◆ Records:
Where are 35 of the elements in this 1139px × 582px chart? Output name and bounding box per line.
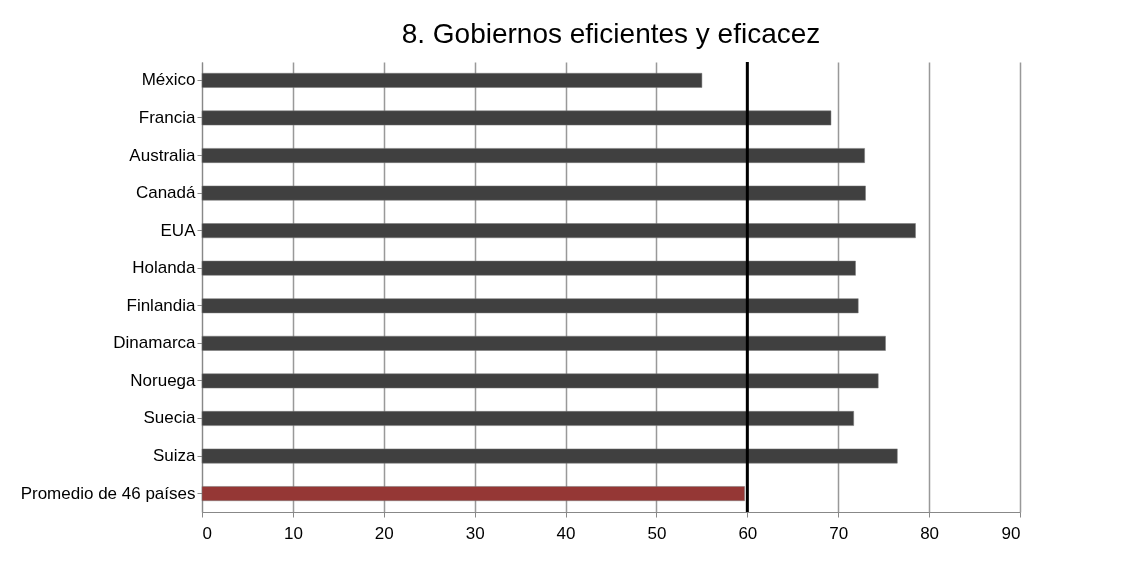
* * *
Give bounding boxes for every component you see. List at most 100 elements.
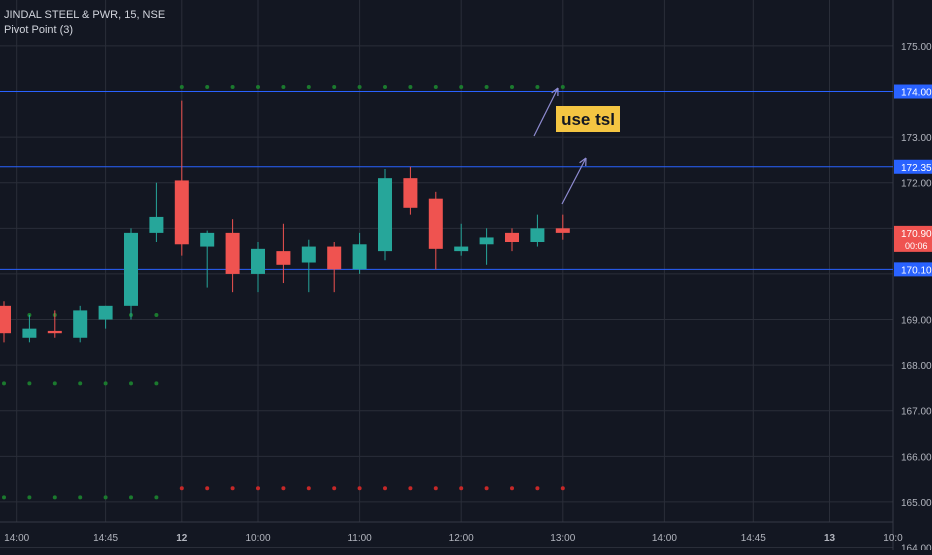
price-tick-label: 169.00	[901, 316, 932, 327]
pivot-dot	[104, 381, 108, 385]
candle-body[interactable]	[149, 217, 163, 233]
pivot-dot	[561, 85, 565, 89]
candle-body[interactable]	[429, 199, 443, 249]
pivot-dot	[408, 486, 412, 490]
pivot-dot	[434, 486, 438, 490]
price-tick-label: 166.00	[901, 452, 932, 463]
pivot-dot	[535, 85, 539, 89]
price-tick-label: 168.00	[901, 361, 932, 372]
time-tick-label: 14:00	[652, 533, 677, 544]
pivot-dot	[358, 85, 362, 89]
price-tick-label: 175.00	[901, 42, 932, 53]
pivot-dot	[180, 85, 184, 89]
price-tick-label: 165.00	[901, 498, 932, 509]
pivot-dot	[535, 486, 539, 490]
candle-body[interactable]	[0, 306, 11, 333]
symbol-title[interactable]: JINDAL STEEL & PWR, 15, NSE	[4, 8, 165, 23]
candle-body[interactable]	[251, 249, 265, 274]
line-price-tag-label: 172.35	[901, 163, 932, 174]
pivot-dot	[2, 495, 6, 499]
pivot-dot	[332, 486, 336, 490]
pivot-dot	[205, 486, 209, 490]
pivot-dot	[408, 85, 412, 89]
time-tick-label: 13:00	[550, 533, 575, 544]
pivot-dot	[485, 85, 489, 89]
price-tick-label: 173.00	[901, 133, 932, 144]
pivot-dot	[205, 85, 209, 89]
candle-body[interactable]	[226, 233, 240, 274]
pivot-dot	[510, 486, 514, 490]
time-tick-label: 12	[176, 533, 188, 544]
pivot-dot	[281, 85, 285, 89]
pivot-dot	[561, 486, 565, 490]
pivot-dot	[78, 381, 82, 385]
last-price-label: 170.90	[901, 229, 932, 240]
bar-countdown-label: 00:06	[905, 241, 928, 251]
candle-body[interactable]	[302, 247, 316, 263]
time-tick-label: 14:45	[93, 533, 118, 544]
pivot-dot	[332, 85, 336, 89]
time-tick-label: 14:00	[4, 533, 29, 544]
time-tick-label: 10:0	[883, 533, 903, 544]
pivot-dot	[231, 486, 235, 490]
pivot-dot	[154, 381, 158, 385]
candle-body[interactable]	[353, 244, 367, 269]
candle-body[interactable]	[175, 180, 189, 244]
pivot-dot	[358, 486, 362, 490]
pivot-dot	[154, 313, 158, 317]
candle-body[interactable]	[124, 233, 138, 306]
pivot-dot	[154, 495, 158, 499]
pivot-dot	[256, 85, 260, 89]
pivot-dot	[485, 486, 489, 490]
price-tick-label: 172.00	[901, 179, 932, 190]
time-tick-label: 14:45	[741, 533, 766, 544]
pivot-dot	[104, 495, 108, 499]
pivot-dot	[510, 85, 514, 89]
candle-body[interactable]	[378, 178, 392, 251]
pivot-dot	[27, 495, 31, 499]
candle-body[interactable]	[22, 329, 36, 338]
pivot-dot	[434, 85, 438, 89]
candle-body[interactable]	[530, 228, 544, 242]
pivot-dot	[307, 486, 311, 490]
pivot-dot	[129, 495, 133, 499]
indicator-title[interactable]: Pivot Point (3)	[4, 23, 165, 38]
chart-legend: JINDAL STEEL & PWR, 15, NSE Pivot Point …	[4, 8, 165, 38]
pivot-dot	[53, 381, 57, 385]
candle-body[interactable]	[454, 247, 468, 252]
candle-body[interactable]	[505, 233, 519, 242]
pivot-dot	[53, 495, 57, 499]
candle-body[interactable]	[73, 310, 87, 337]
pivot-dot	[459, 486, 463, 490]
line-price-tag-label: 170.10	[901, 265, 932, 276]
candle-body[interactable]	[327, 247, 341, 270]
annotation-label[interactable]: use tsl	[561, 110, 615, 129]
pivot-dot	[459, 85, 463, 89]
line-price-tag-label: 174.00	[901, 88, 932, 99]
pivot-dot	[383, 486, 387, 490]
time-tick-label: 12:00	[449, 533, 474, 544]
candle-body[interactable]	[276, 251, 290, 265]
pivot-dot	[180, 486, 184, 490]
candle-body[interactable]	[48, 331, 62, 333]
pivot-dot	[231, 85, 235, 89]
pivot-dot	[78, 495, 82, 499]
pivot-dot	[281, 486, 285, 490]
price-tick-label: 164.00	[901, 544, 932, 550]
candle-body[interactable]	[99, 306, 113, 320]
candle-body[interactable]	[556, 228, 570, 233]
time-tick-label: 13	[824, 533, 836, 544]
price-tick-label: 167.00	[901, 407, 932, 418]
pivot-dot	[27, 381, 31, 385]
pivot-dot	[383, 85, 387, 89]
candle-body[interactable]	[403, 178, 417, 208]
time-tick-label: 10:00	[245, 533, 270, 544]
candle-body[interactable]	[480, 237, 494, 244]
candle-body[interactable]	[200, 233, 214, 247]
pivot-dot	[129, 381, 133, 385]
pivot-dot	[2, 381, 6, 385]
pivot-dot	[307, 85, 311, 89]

◆ Task instructions:
Can you rewrite the listing from the line with "Give bounding boxes" to the line with "85, 539, 89]", changing "pivot-dot" to "pivot-marker" and keeping everything else the same, but leaving out the pictures?

◆ Worked answer:
Give bounding boxes for every component you see. List at most 100 elements.
price-tick-label: 169.00	[901, 316, 932, 327]
pivot-marker	[104, 381, 108, 385]
candle-body[interactable]	[149, 217, 163, 233]
pivot-marker	[561, 85, 565, 89]
candle-body[interactable]	[429, 199, 443, 249]
pivot-marker	[408, 486, 412, 490]
pivot-marker	[434, 486, 438, 490]
price-tick-label: 166.00	[901, 452, 932, 463]
pivot-marker	[535, 85, 539, 89]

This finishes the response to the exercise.